- _Raw records_:
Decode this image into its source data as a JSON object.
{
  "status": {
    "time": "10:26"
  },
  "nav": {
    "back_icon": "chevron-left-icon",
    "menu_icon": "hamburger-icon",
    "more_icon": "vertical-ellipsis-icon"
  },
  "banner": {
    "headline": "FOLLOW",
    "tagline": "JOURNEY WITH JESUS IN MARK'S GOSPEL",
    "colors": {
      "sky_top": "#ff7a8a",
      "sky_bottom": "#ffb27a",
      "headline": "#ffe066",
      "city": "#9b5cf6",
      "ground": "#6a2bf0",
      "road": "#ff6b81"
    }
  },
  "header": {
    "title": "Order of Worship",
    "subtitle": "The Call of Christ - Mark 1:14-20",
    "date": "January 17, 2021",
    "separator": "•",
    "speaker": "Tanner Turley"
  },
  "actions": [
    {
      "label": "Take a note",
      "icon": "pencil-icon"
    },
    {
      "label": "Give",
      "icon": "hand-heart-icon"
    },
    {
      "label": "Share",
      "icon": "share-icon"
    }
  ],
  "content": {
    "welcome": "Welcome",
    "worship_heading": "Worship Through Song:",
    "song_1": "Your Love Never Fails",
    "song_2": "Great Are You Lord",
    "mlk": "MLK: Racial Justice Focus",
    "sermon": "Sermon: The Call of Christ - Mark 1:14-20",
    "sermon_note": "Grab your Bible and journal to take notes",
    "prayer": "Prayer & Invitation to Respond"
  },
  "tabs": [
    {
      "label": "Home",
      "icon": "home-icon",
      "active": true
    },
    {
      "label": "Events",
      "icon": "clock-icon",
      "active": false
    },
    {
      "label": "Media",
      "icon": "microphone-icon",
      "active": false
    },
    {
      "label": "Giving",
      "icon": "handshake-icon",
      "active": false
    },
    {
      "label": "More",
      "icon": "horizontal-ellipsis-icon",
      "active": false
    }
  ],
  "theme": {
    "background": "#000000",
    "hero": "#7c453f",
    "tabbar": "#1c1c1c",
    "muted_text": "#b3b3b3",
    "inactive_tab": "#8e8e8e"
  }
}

- _Directions for this task_:
Reproduce the full set of records precisely.

- _Completed task_:
Decode this image into its source data as a JSON object.
{
  "status": {
    "time": "10:26"
  },
  "nav": {
    "back_icon": "chevron-left-icon",
    "menu_icon": "hamburger-icon",
    "more_icon": "vertical-ellipsis-icon"
  },
  "banner": {
    "headline": "FOLLOW",
    "tagline": "JOURNEY WITH JESUS IN MARK'S GOSPEL",
    "colors": {
      "sky_top": "#ff7a8a",
      "sky_bottom": "#ffb27a",
      "headline": "#ffe066",
      "city": "#9b5cf6",
      "ground": "#6a2bf0",
      "road": "#ff6b81"
    }
  },
  "header": {
    "title": "Order of Worship",
    "subtitle": "The Call of Christ - Mark 1:14-20",
    "date": "January 17, 2021",
    "separator": "•",
    "speaker": "Tanner Turley"
  },
  "actions": [
    {
      "label": "Take a note",
      "icon": "pencil-icon"
    },
    {
      "label": "Give",
      "icon": "hand-heart-icon"
    },
    {
      "label": "Share",
      "icon": "share-icon"
    }
  ],
  "content": {
    "welcome": "Welcome",
    "worship_heading": "Worship Through Song:",
    "song_1": "Your Love Never Fails",
    "song_2": "Great Are You Lord",
    "mlk": "MLK: Racial Justice Focus",
    "sermon": "Sermon: The Call of Christ - Mark 1:14-20",
    "sermon_note": "Grab your Bible and journal to take notes",
    "prayer": "Prayer & Invitation to Respond"
  },
  "tabs": [
    {
      "label": "Home",
      "icon": "home-icon",
      "active": true
    },
    {
      "label": "Events",
      "icon": "clock-icon",
      "active": false
    },
    {
      "label": "Media",
      "icon": "microphone-icon",
      "active": false
    },
    {
      "label": "Giving",
      "icon": "handshake-icon",
      "active": false
    },
    {
      "label": "More",
      "icon": "horizontal-ellipsis-icon",
      "active": false
    }
  ],
  "theme": {
    "background": "#000000",
    "hero": "#7c453f",
    "tabbar": "#1c1c1c",
    "muted_text": "#b3b3b3",
    "inactive_tab": "#8e8e8e"
  }
}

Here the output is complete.